◆ **GOAL OF THE EXERCISE**:
Please retype the records below exactly, leaving out any pictures.

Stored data
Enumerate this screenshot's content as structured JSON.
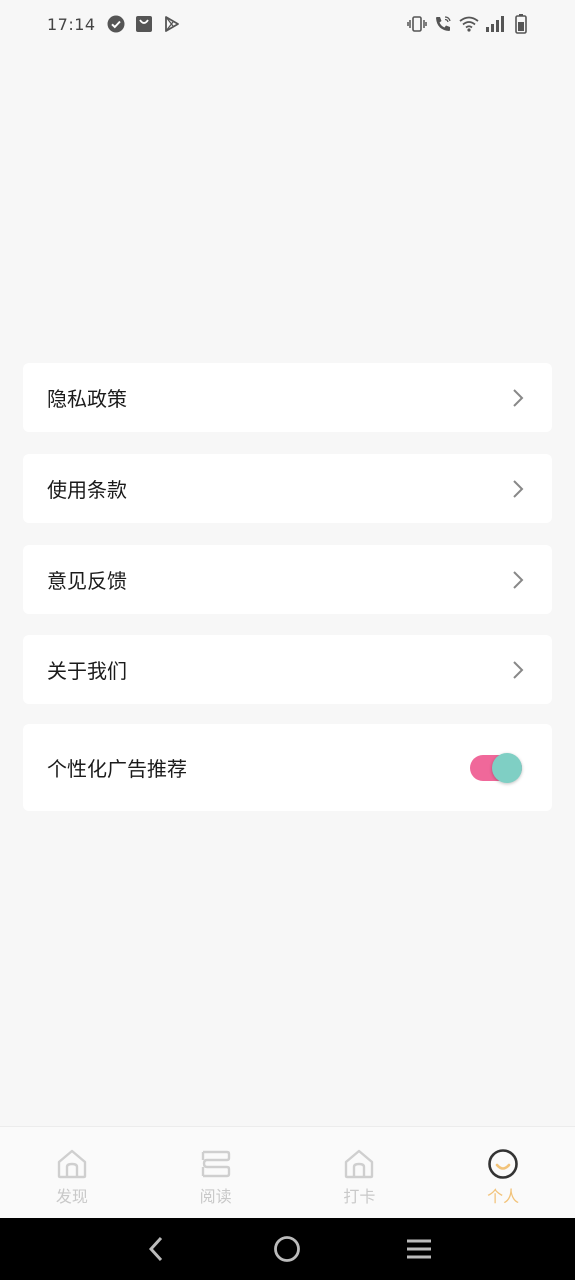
{
  "status_bar": {
    "time": "17:14",
    "left_icons": [
      "check-circle-icon",
      "shopping-bag-icon",
      "play-store-icon"
    ],
    "right_icons": [
      "vibrate-icon",
      "wifi-call-icon",
      "wifi-icon",
      "signal-icon",
      "battery-icon"
    ]
  },
  "settings": {
    "items": [
      {
        "label": "隐私政策",
        "control": "chevron"
      },
      {
        "label": "使用条款",
        "control": "chevron"
      },
      {
        "label": "意见反馈",
        "control": "chevron"
      },
      {
        "label": "关于我们",
        "control": "chevron"
      },
      {
        "label": "个性化广告推荐",
        "control": "toggle",
        "toggle_on": true
      }
    ]
  },
  "tab_bar": {
    "tabs": [
      {
        "label": "发现",
        "icon": "home-icon",
        "active": false
      },
      {
        "label": "阅读",
        "icon": "book-icon",
        "active": false
      },
      {
        "label": "打卡",
        "icon": "checkin-icon",
        "active": false
      },
      {
        "label": "个人",
        "icon": "profile-icon",
        "active": true
      }
    ]
  },
  "colors": {
    "accent": "#f2c37a",
    "toggle_track": "#f0689a",
    "toggle_knob": "#7fcfc4",
    "background": "#f7f7f7"
  },
  "nav_bar": {
    "buttons": [
      "back-icon",
      "home-circle-icon",
      "menu-icon"
    ]
  }
}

◆ **REPLY TO THE TASK**:
Enumerate this screenshot's content as structured JSON.
{
  "status_bar": {
    "time": "17:14",
    "left_icons": [
      "check-circle-icon",
      "shopping-bag-icon",
      "play-store-icon"
    ],
    "right_icons": [
      "vibrate-icon",
      "wifi-call-icon",
      "wifi-icon",
      "signal-icon",
      "battery-icon"
    ]
  },
  "settings": {
    "items": [
      {
        "label": "隐私政策",
        "control": "chevron"
      },
      {
        "label": "使用条款",
        "control": "chevron"
      },
      {
        "label": "意见反馈",
        "control": "chevron"
      },
      {
        "label": "关于我们",
        "control": "chevron"
      },
      {
        "label": "个性化广告推荐",
        "control": "toggle",
        "toggle_on": true
      }
    ]
  },
  "tab_bar": {
    "tabs": [
      {
        "label": "发现",
        "icon": "home-icon",
        "active": false
      },
      {
        "label": "阅读",
        "icon": "book-icon",
        "active": false
      },
      {
        "label": "打卡",
        "icon": "checkin-icon",
        "active": false
      },
      {
        "label": "个人",
        "icon": "profile-icon",
        "active": true
      }
    ]
  },
  "colors": {
    "accent": "#f2c37a",
    "toggle_track": "#f0689a",
    "toggle_knob": "#7fcfc4",
    "background": "#f7f7f7"
  },
  "nav_bar": {
    "buttons": [
      "back-icon",
      "home-circle-icon",
      "menu-icon"
    ]
  }
}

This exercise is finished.